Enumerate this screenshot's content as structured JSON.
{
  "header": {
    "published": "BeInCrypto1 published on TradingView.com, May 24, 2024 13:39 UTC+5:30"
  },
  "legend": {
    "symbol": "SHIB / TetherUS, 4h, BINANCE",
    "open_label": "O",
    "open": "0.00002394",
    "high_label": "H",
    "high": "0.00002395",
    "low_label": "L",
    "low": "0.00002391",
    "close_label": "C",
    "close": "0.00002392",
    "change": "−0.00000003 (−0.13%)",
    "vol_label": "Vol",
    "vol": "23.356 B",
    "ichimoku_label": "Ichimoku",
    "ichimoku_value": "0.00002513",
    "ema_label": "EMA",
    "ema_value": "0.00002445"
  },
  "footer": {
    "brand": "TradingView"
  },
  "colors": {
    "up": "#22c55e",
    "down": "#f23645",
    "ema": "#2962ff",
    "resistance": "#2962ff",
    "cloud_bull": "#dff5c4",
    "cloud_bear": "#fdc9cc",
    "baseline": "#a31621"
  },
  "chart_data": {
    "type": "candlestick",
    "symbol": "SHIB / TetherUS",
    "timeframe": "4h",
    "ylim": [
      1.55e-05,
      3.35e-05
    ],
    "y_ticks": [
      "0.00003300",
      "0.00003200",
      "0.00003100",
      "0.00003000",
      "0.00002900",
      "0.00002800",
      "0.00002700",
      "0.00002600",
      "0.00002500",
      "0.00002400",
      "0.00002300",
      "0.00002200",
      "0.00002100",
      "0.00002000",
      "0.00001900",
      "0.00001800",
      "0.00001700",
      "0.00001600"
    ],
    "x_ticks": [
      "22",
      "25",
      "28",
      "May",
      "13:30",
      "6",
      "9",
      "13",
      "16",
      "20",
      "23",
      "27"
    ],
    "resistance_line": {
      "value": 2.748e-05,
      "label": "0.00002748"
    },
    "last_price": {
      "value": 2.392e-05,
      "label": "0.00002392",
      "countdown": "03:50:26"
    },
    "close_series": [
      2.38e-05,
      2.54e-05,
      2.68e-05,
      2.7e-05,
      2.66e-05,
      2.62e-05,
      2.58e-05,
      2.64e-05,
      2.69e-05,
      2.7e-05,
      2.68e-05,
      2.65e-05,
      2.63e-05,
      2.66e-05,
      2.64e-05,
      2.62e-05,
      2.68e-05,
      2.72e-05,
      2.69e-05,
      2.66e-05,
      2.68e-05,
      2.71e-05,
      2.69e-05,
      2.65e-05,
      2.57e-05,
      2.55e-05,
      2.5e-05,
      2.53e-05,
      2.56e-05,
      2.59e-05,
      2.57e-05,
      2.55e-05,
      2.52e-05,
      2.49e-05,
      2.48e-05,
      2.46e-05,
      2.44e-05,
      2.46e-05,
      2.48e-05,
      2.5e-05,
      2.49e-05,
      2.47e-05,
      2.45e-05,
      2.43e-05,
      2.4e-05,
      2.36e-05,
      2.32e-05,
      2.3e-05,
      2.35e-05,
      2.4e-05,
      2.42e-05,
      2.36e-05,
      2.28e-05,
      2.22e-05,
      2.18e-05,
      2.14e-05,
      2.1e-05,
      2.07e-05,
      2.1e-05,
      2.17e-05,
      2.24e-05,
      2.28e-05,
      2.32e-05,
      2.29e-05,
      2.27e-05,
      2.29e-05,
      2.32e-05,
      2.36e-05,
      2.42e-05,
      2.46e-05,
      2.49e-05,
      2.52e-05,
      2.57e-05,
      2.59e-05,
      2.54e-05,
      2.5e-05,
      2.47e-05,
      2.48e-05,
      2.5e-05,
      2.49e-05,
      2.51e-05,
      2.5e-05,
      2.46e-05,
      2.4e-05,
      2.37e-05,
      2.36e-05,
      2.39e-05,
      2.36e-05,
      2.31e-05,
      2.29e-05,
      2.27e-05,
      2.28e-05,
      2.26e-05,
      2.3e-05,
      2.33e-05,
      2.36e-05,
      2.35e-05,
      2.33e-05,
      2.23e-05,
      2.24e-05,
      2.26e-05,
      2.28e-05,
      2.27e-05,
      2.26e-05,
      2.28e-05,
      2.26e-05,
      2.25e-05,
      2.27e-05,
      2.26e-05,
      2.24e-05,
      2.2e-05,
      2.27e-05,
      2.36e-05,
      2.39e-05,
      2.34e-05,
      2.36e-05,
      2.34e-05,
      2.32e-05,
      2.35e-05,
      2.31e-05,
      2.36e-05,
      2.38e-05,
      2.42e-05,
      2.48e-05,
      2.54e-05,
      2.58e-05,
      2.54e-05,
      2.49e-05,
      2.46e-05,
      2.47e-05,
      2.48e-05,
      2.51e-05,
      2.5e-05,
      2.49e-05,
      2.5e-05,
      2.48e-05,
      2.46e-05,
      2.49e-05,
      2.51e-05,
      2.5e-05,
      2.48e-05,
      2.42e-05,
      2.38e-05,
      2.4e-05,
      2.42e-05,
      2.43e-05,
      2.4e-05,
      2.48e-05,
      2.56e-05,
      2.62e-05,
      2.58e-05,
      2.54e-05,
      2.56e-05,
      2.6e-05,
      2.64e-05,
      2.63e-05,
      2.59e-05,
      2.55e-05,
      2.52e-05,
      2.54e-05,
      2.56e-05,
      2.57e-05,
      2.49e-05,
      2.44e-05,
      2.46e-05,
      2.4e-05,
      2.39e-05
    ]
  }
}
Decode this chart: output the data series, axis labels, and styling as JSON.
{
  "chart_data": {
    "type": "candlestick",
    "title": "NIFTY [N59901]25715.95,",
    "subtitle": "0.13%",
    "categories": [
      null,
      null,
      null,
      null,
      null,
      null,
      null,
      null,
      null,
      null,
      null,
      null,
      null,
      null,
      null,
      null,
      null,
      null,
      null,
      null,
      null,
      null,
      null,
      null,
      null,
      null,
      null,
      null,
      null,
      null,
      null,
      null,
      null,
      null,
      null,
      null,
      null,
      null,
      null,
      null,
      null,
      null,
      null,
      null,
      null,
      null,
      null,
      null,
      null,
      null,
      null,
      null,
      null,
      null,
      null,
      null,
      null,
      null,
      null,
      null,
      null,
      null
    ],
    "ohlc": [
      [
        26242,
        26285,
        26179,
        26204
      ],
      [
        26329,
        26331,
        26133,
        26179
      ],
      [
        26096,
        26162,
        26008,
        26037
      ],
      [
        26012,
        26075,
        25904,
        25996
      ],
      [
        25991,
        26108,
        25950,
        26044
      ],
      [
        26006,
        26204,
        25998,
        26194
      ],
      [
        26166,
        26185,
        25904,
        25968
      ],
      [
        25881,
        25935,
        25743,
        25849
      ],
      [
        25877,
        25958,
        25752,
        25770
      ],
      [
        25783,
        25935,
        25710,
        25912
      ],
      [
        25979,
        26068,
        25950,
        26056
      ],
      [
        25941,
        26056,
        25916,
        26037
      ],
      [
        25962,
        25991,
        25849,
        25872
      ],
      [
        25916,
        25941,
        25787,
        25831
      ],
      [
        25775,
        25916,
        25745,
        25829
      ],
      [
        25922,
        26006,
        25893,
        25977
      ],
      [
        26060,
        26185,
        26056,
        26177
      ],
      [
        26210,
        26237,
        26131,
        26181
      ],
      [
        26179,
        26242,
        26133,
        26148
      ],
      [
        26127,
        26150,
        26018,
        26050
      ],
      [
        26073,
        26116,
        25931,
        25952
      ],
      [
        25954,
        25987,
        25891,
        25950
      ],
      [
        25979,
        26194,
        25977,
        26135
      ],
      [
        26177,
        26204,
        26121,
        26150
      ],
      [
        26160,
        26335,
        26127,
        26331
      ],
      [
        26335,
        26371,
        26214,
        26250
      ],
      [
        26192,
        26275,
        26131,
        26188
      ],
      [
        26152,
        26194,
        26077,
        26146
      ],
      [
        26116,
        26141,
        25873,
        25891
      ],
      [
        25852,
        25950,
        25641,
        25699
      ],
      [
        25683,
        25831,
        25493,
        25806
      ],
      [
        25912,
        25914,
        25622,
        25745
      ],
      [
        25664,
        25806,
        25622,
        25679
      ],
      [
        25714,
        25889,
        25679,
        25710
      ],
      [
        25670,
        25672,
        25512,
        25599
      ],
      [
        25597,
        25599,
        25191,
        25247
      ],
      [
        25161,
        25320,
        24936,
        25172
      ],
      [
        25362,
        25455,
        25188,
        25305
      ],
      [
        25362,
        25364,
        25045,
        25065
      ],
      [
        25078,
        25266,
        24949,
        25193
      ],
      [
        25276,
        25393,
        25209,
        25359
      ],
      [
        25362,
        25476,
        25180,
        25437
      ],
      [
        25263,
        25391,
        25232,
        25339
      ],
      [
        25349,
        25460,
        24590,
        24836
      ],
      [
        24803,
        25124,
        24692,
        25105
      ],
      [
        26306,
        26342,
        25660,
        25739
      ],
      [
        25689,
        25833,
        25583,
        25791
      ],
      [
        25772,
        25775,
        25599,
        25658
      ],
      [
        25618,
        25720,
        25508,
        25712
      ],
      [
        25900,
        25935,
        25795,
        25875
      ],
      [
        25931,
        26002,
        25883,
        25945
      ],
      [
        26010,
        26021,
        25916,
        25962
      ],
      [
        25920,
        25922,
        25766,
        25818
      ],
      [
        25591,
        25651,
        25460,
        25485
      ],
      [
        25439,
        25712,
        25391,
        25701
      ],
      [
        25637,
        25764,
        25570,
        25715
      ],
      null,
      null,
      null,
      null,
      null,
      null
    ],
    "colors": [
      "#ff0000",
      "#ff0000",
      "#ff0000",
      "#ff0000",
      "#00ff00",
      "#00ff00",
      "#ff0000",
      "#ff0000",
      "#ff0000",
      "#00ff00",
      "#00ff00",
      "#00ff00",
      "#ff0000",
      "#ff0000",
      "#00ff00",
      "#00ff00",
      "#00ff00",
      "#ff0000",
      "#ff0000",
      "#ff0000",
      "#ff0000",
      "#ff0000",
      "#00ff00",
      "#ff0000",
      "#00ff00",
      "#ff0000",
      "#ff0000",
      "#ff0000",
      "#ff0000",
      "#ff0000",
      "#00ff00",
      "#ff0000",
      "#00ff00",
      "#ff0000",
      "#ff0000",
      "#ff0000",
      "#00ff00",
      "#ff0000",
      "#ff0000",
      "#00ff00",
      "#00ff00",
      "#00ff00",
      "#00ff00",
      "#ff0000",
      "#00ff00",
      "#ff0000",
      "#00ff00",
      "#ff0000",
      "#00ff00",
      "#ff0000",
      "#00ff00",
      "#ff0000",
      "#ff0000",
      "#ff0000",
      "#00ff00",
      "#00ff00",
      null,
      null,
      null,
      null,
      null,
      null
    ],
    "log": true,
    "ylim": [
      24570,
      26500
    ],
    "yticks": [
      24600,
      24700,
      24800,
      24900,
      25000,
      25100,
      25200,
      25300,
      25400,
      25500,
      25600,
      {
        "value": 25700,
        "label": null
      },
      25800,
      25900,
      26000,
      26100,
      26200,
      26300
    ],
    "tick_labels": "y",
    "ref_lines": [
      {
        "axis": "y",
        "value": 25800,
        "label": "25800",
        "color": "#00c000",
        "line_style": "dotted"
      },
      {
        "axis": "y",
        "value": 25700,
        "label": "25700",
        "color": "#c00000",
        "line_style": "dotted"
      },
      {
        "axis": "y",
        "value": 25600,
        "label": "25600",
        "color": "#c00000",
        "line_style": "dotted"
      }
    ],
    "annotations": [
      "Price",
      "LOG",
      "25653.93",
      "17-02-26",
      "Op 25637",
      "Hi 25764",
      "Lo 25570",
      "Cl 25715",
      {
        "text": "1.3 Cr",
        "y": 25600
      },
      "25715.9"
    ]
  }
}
======
● Requirement: Look through the material and say how many lines hold "this". Give the number only.

● Complete answer: 2